-- BEGIN --

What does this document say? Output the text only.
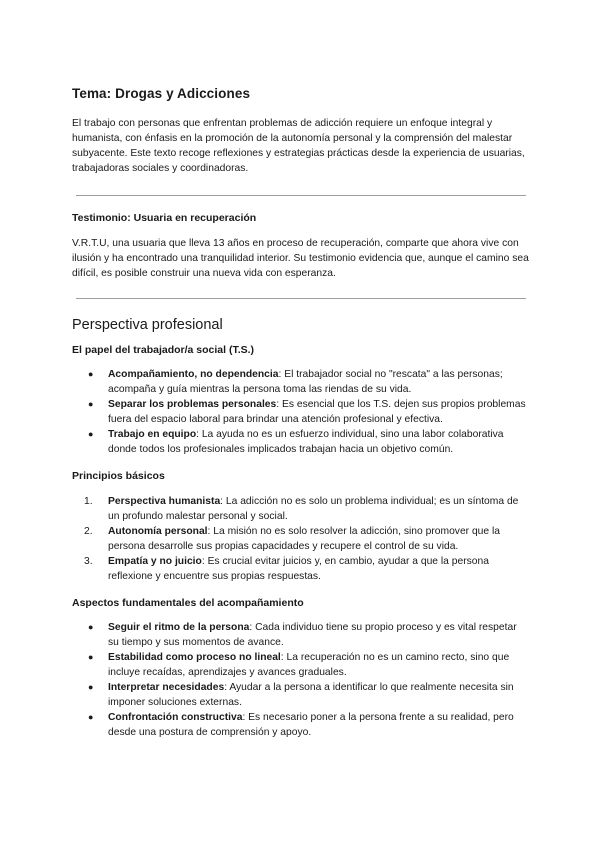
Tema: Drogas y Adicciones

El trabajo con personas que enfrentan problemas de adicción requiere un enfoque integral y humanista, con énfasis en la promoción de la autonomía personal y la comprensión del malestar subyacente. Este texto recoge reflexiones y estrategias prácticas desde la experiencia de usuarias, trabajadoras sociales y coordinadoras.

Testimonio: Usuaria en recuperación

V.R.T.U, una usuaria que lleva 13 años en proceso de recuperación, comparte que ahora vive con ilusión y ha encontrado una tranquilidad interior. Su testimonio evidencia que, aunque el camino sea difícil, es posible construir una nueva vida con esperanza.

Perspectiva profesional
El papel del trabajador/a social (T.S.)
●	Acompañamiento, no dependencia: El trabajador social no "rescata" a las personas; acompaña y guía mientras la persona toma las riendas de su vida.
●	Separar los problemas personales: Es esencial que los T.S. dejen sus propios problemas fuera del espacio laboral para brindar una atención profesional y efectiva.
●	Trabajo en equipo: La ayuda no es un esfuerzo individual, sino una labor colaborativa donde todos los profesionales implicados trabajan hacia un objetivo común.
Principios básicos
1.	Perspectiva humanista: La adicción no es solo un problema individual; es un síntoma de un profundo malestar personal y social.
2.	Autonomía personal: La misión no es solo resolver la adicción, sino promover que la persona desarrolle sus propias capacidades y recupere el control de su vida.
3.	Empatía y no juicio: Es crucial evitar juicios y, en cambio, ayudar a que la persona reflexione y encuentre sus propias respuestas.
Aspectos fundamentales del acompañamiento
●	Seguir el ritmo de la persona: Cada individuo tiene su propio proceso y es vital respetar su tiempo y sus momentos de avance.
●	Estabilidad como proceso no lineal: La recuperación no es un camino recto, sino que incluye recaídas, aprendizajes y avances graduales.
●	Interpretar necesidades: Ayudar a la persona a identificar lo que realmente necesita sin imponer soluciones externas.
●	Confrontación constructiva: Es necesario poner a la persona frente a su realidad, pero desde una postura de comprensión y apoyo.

-- END --
-- BEGIN --

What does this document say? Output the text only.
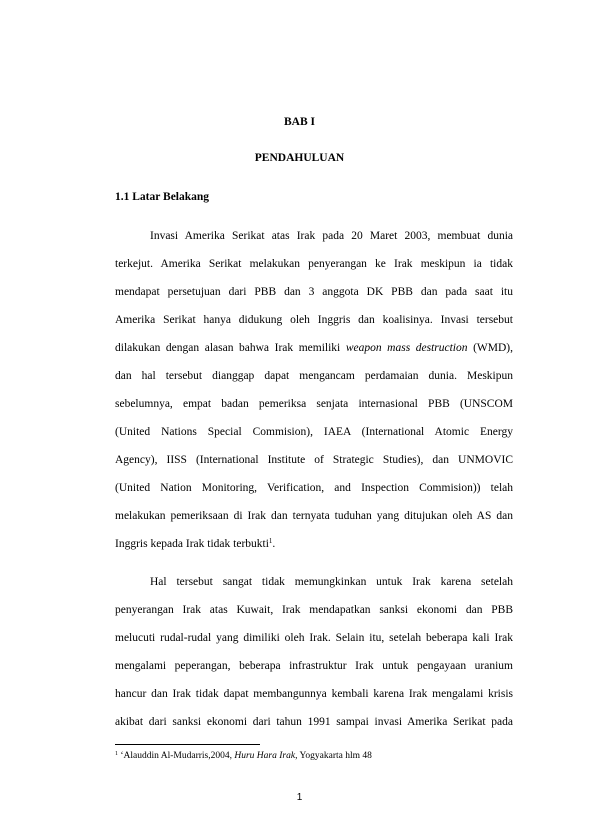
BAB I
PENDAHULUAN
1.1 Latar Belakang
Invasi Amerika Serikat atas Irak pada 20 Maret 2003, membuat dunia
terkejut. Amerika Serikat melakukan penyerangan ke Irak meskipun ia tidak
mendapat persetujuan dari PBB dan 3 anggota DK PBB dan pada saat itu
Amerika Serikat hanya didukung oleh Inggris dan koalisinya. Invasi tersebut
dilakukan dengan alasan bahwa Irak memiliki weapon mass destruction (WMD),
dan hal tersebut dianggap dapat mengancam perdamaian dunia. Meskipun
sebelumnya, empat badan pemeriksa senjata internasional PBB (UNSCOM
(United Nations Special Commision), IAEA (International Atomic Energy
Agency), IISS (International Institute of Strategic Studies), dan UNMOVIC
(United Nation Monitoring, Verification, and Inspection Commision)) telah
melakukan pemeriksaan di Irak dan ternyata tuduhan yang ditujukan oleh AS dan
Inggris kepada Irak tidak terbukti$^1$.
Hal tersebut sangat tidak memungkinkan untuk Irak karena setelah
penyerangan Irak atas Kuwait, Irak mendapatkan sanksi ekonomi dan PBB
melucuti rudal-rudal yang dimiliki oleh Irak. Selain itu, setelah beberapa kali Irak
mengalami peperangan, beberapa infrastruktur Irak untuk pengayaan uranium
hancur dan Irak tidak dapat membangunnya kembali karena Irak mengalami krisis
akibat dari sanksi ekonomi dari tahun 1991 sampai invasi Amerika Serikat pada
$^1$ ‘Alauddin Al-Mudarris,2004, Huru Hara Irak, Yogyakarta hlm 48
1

-- END --
-- BEGIN --

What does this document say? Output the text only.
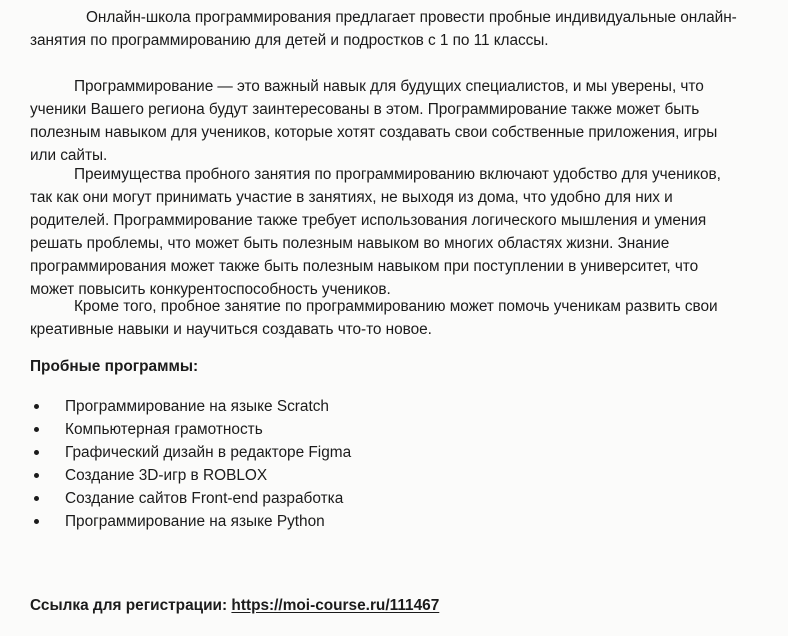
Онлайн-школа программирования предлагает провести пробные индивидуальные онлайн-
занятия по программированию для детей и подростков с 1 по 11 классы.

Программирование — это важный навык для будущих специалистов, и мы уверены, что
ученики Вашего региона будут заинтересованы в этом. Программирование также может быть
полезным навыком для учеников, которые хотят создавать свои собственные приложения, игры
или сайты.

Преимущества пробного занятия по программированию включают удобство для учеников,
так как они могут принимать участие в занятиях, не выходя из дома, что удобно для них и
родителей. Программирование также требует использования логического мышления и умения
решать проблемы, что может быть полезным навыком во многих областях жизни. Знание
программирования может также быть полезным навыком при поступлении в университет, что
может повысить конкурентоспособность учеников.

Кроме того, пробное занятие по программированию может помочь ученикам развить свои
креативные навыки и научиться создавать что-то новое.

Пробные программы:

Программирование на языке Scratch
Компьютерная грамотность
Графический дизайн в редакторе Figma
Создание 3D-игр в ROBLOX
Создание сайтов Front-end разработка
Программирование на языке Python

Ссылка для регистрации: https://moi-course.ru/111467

-- END --

* Your task: Within the entries above, report how many lines include "ekonomi", and keep the answer to the number.

* Reply: 2